(MATERIAL FOR THIS TASK)
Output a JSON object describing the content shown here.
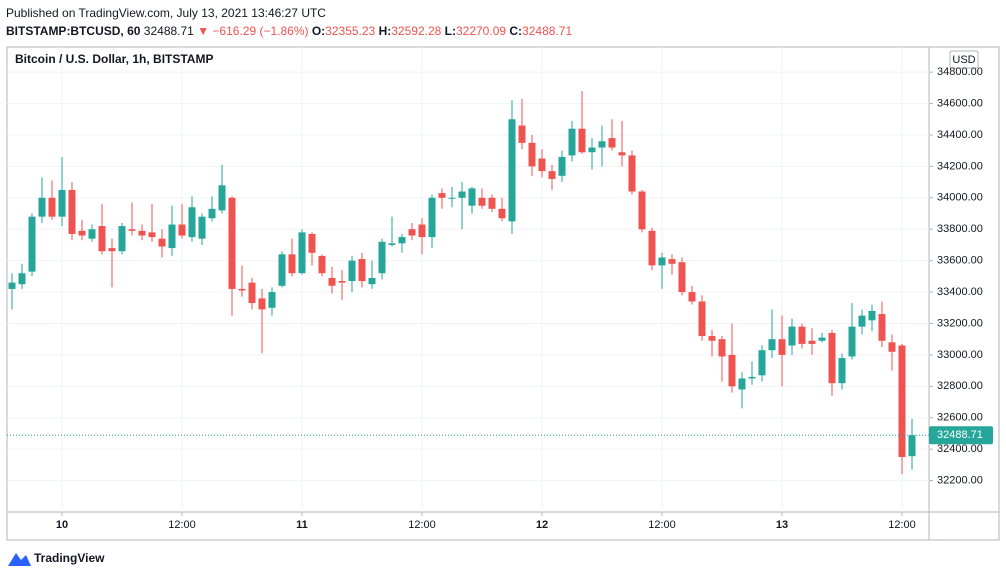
{
  "published": "Published on TradingView.com, July 13, 2021 13:46:27 UTC",
  "symbol": "BITSTAMP:BTCUSD, 60",
  "last": 32488.71,
  "change": "▼ −616.29 (−1.86%)",
  "ohlc_labels": [
    "O:",
    "H:",
    "L:",
    "C:"
  ],
  "brand": "TradingView",
  "chart_data": {
    "type": "candlestick",
    "title": "Bitcoin / U.S. Dollar, 1h, BITSTAMP",
    "currency": "USD",
    "up_color": "#26a69a",
    "down_color": "#ef5350",
    "grid": true,
    "x": [
      -5,
      -4,
      -3,
      -2,
      -1,
      0,
      1,
      2,
      3,
      4,
      5,
      6,
      7,
      8,
      9,
      10,
      11,
      12,
      13,
      14,
      15,
      16,
      17,
      18,
      19,
      20,
      21,
      22,
      23,
      24,
      25,
      26,
      27,
      28,
      29,
      30,
      31,
      32,
      33,
      34,
      35,
      36,
      37,
      38,
      39,
      40,
      41,
      42,
      43,
      44,
      45,
      46,
      47,
      48,
      49,
      50,
      51,
      52,
      53,
      54,
      55,
      56,
      57,
      58,
      59,
      60,
      61,
      62,
      63,
      64,
      65,
      66,
      67,
      68,
      69,
      70,
      71,
      72,
      73,
      74,
      75,
      76,
      77,
      78,
      79,
      80,
      81,
      82,
      83,
      84,
      85
    ],
    "open": [
      33420,
      33450,
      33530,
      33880,
      34000,
      33880,
      34050,
      33790,
      33740,
      33820,
      33680,
      33660,
      33800,
      33790,
      33780,
      33740,
      33680,
      33830,
      33750,
      33740,
      33870,
      33920,
      34000,
      33420,
      33460,
      33360,
      33300,
      33440,
      33640,
      33520,
      33770,
      33630,
      33490,
      33470,
      33470,
      33610,
      33450,
      33520,
      33700,
      33710,
      33800,
      33830,
      33750,
      34030,
      34000,
      34000,
      33950,
      34000,
      34000,
      33930,
      33850,
      34460,
      34350,
      34250,
      34170,
      34140,
      34270,
      34440,
      34290,
      34320,
      34380,
      34290,
      34270,
      34040,
      33790,
      33570,
      33610,
      33590,
      33400,
      33340,
      33120,
      33100,
      33000,
      32780,
      32850,
      32870,
      33030,
      33100,
      33060,
      33180,
      33090,
      33090,
      33140,
      32820,
      32990,
      33180,
      33220,
      33260,
      33080,
      33060,
      32355.23
    ],
    "high": [
      33520,
      33580,
      33900,
      34130,
      34110,
      34260,
      34100,
      33860,
      33830,
      33960,
      33740,
      33840,
      33970,
      33830,
      33960,
      33800,
      33950,
      33960,
      34010,
      33900,
      34010,
      34210,
      34010,
      33570,
      33490,
      33420,
      33430,
      33660,
      33740,
      33800,
      33780,
      33640,
      33560,
      33540,
      33630,
      33650,
      33600,
      33740,
      33880,
      33770,
      33840,
      33870,
      34020,
      34060,
      34070,
      34100,
      34070,
      34060,
      34020,
      34000,
      34620,
      34630,
      34400,
      34310,
      34210,
      34300,
      34490,
      34680,
      34380,
      34460,
      34500,
      34490,
      34300,
      34050,
      33810,
      33650,
      33640,
      33620,
      33440,
      33380,
      33160,
      33120,
      33200,
      32890,
      32960,
      33060,
      33290,
      33250,
      33230,
      33200,
      33170,
      33140,
      33160,
      33010,
      33330,
      33290,
      33320,
      33340,
      33130,
      33070,
      32592.28
    ],
    "low": [
      33290,
      33420,
      33500,
      33840,
      33860,
      33820,
      33730,
      33730,
      33720,
      33640,
      33430,
      33640,
      33760,
      33730,
      33720,
      33620,
      33630,
      33740,
      33720,
      33700,
      33850,
      33900,
      33250,
      33370,
      33290,
      33010,
      33250,
      33430,
      33500,
      33510,
      33570,
      33500,
      33390,
      33350,
      33400,
      33430,
      33420,
      33480,
      33690,
      33650,
      33730,
      33640,
      33680,
      33930,
      33940,
      33800,
      33900,
      33930,
      33910,
      33850,
      33770,
      34310,
      34140,
      34130,
      34050,
      34100,
      34230,
      34280,
      34180,
      34200,
      34300,
      34200,
      34020,
      33780,
      33540,
      33420,
      33510,
      33380,
      33320,
      33090,
      32990,
      32830,
      32760,
      32660,
      32810,
      32830,
      32980,
      32800,
      33000,
      33040,
      33000,
      33080,
      32740,
      32780,
      32970,
      33130,
      33150,
      33050,
      32900,
      32240,
      32270.09
    ],
    "close": [
      33460,
      33520,
      33880,
      34000,
      33880,
      34050,
      33770,
      33760,
      33800,
      33660,
      33660,
      33820,
      33790,
      33760,
      33750,
      33690,
      33830,
      33760,
      33940,
      33880,
      33930,
      34080,
      33420,
      33410,
      33330,
      33290,
      33400,
      33640,
      33520,
      33780,
      33650,
      33520,
      33440,
      33460,
      33600,
      33470,
      33490,
      33720,
      33710,
      33750,
      33760,
      33750,
      34000,
      34000,
      34000,
      34040,
      34060,
      33950,
      33930,
      33870,
      34500,
      34350,
      34200,
      34170,
      34120,
      34260,
      34440,
      34290,
      34320,
      34360,
      34320,
      34270,
      34040,
      33800,
      33570,
      33620,
      33580,
      33400,
      33340,
      33120,
      33090,
      32990,
      32800,
      32850,
      32860,
      33030,
      33100,
      33000,
      33180,
      33070,
      33070,
      33110,
      32820,
      32980,
      33180,
      33250,
      33280,
      33090,
      33020,
      32350,
      32488.71
    ],
    "xlim": [
      -5.5,
      86.7
    ],
    "xticks": [
      {
        "value": 0,
        "label": "10"
      },
      {
        "value": 12,
        "label": "12:00"
      },
      {
        "value": 24,
        "label": "11"
      },
      {
        "value": 36,
        "label": "12:00"
      },
      {
        "value": 48,
        "label": "12"
      },
      {
        "value": 60,
        "label": "12:00"
      },
      {
        "value": 72,
        "label": "13"
      },
      {
        "value": 84,
        "label": "12:00"
      }
    ],
    "ylim": [
      32000,
      34960
    ],
    "yticks": [
      {
        "value": 32200,
        "label": "32200.00"
      },
      {
        "value": 32400,
        "label": "32400.00"
      },
      {
        "value": 32600,
        "label": "32600.00"
      },
      {
        "value": 32800,
        "label": "32800.00"
      },
      {
        "value": 33000,
        "label": "33000.00"
      },
      {
        "value": 33200,
        "label": "33200.00"
      },
      {
        "value": 33400,
        "label": "33400.00"
      },
      {
        "value": 33600,
        "label": "33600.00"
      },
      {
        "value": 33800,
        "label": "33800.00"
      },
      {
        "value": 34000,
        "label": "34000.00"
      },
      {
        "value": 34200,
        "label": "34200.00"
      },
      {
        "value": 34400,
        "label": "34400.00"
      },
      {
        "value": 34600,
        "label": "34600.00"
      },
      {
        "value": 34800,
        "label": "34800.00"
      }
    ]
  }
}
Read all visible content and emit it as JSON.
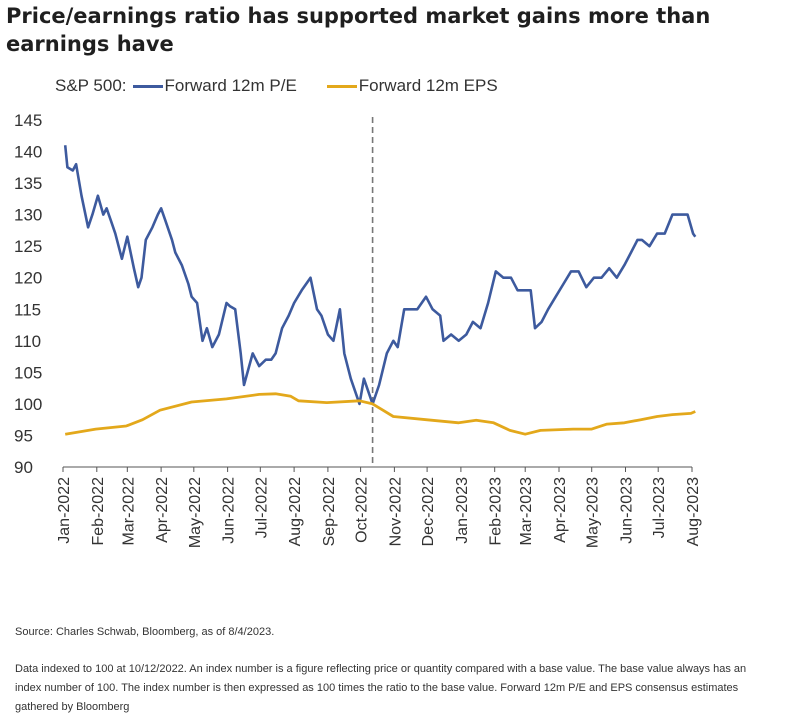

(REQUIRED TASK)
Copy out all the data exactly; skip the pictures.

(SOLUTION FOR THIS TASK)
Output a JSON object describing the content shown here.
{
  "published": "Published on TradingView.com, July 13, 2021 13:46:27 UTC",
  "symbol": "BITSTAMP:BTCUSD, 60",
  "last": 32488.71,
  "change": "▼ −616.29 (−1.86%)",
  "ohlc_labels": [
    "O:",
    "H:",
    "L:",
    "C:"
  ],
  "brand": "TradingView",
  "chart_data": {
    "type": "candlestick",
    "title": "Bitcoin / U.S. Dollar, 1h, BITSTAMP",
    "currency": "USD",
    "up_color": "#26a69a",
    "down_color": "#ef5350",
    "grid": true,
    "x": [
      -5,
      -4,
      -3,
      -2,
      -1,
      0,
      1,
      2,
      3,
      4,
      5,
      6,
      7,
      8,
      9,
      10,
      11,
      12,
      13,
      14,
      15,
      16,
      17,
      18,
      19,
      20,
      21,
      22,
      23,
      24,
      25,
      26,
      27,
      28,
      29,
      30,
      31,
      32,
      33,
      34,
      35,
      36,
      37,
      38,
      39,
      40,
      41,
      42,
      43,
      44,
      45,
      46,
      47,
      48,
      49,
      50,
      51,
      52,
      53,
      54,
      55,
      56,
      57,
      58,
      59,
      60,
      61,
      62,
      63,
      64,
      65,
      66,
      67,
      68,
      69,
      70,
      71,
      72,
      73,
      74,
      75,
      76,
      77,
      78,
      79,
      80,
      81,
      82,
      83,
      84,
      85
    ],
    "open": [
      33420,
      33450,
      33530,
      33880,
      34000,
      33880,
      34050,
      33790,
      33740,
      33820,
      33680,
      33660,
      33800,
      33790,
      33780,
      33740,
      33680,
      33830,
      33750,
      33740,
      33870,
      33920,
      34000,
      33420,
      33460,
      33360,
      33300,
      33440,
      33640,
      33520,
      33770,
      33630,
      33490,
      33470,
      33470,
      33610,
      33450,
      33520,
      33700,
      33710,
      33800,
      33830,
      33750,
      34030,
      34000,
      34000,
      33950,
      34000,
      34000,
      33930,
      33850,
      34460,
      34350,
      34250,
      34170,
      34140,
      34270,
      34440,
      34290,
      34320,
      34380,
      34290,
      34270,
      34040,
      33790,
      33570,
      33610,
      33590,
      33400,
      33340,
      33120,
      33100,
      33000,
      32780,
      32850,
      32870,
      33030,
      33100,
      33060,
      33180,
      33090,
      33090,
      33140,
      32820,
      32990,
      33180,
      33220,
      33260,
      33080,
      33060,
      32355.23
    ],
    "high": [
      33520,
      33580,
      33900,
      34130,
      34110,
      34260,
      34100,
      33860,
      33830,
      33960,
      33740,
      33840,
      33970,
      33830,
      33960,
      33800,
      33950,
      33960,
      34010,
      33900,
      34010,
      34210,
      34010,
      33570,
      33490,
      33420,
      33430,
      33660,
      33740,
      33800,
      33780,
      33640,
      33560,
      33540,
      33630,
      33650,
      33600,
      33740,
      33880,
      33770,
      33840,
      33870,
      34020,
      34060,
      34070,
      34100,
      34070,
      34060,
      34020,
      34000,
      34620,
      34630,
      34400,
      34310,
      34210,
      34300,
      34490,
      34680,
      34380,
      34460,
      34500,
      34490,
      34300,
      34050,
      33810,
      33650,
      33640,
      33620,
      33440,
      33380,
      33160,
      33120,
      33200,
      32890,
      32960,
      33060,
      33290,
      33250,
      33230,
      33200,
      33170,
      33140,
      33160,
      33010,
      33330,
      33290,
      33320,
      33340,
      33130,
      33070,
      32592.28
    ],
    "low": [
      33290,
      33420,
      33500,
      33840,
      33860,
      33820,
      33730,
      33730,
      33720,
      33640,
      33430,
      33640,
      33760,
      33730,
      33720,
      33620,
      33630,
      33740,
      33720,
      33700,
      33850,
      33900,
      33250,
      33370,
      33290,
      33010,
      33250,
      33430,
      33500,
      33510,
      33570,
      33500,
      33390,
      33350,
      33400,
      33430,
      33420,
      33480,
      33690,
      33650,
      33730,
      33640,
      33680,
      33930,
      33940,
      33800,
      33900,
      33930,
      33910,
      33850,
      33770,
      34310,
      34140,
      34130,
      34050,
      34100,
      34230,
      34280,
      34180,
      34200,
      34300,
      34200,
      34020,
      33780,
      33540,
      33420,
      33510,
      33380,
      33320,
      33090,
      32990,
      32830,
      32760,
      32660,
      32810,
      32830,
      32980,
      32800,
      33000,
      33040,
      33000,
      33080,
      32740,
      32780,
      32970,
      33130,
      33150,
      33050,
      32900,
      32240,
      32270.09
    ],
    "close": [
      33460,
      33520,
      33880,
      34000,
      33880,
      34050,
      33770,
      33760,
      33800,
      33660,
      33660,
      33820,
      33790,
      33760,
      33750,
      33690,
      33830,
      33760,
      33940,
      33880,
      33930,
      34080,
      33420,
      33410,
      33330,
      33290,
      33400,
      33640,
      33520,
      33780,
      33650,
      33520,
      33440,
      33460,
      33600,
      33470,
      33490,
      33720,
      33710,
      33750,
      33760,
      33750,
      34000,
      34000,
      34000,
      34040,
      34060,
      33950,
      33930,
      33870,
      34500,
      34350,
      34200,
      34170,
      34120,
      34260,
      34440,
      34290,
      34320,
      34360,
      34320,
      34270,
      34040,
      33800,
      33570,
      33620,
      33580,
      33400,
      33340,
      33120,
      33090,
      32990,
      32800,
      32850,
      32860,
      33030,
      33100,
      33000,
      33180,
      33070,
      33070,
      33110,
      32820,
      32980,
      33180,
      33250,
      33280,
      33090,
      33020,
      32350,
      32488.71
    ],
    "xlim": [
      -5.5,
      86.7
    ],
    "xticks": [
      {
        "value": 0,
        "label": "10"
      },
      {
        "value": 12,
        "label": "12:00"
      },
      {
        "value": 24,
        "label": "11"
      },
      {
        "value": 36,
        "label": "12:00"
      },
      {
        "value": 48,
        "label": "12"
      },
      {
        "value": 60,
        "label": "12:00"
      },
      {
        "value": 72,
        "label": "13"
      },
      {
        "value": 84,
        "label": "12:00"
      }
    ],
    "ylim": [
      32000,
      34960
    ],
    "yticks": [
      {
        "value": 32200,
        "label": "32200.00"
      },
      {
        "value": 32400,
        "label": "32400.00"
      },
      {
        "value": 32600,
        "label": "32600.00"
      },
      {
        "value": 32800,
        "label": "32800.00"
      },
      {
        "value": 33000,
        "label": "33000.00"
      },
      {
        "value": 33200,
        "label": "33200.00"
      },
      {
        "value": 33400,
        "label": "33400.00"
      },
      {
        "value": 33600,
        "label": "33600.00"
      },
      {
        "value": 33800,
        "label": "33800.00"
      },
      {
        "value": 34000,
        "label": "34000.00"
      },
      {
        "value": 34200,
        "label": "34200.00"
      },
      {
        "value": 34400,
        "label": "34400.00"
      },
      {
        "value": 34600,
        "label": "34600.00"
      },
      {
        "value": 34800,
        "label": "34800.00"
      }
    ]
  }
}
Read all visible content and emit it as JSON.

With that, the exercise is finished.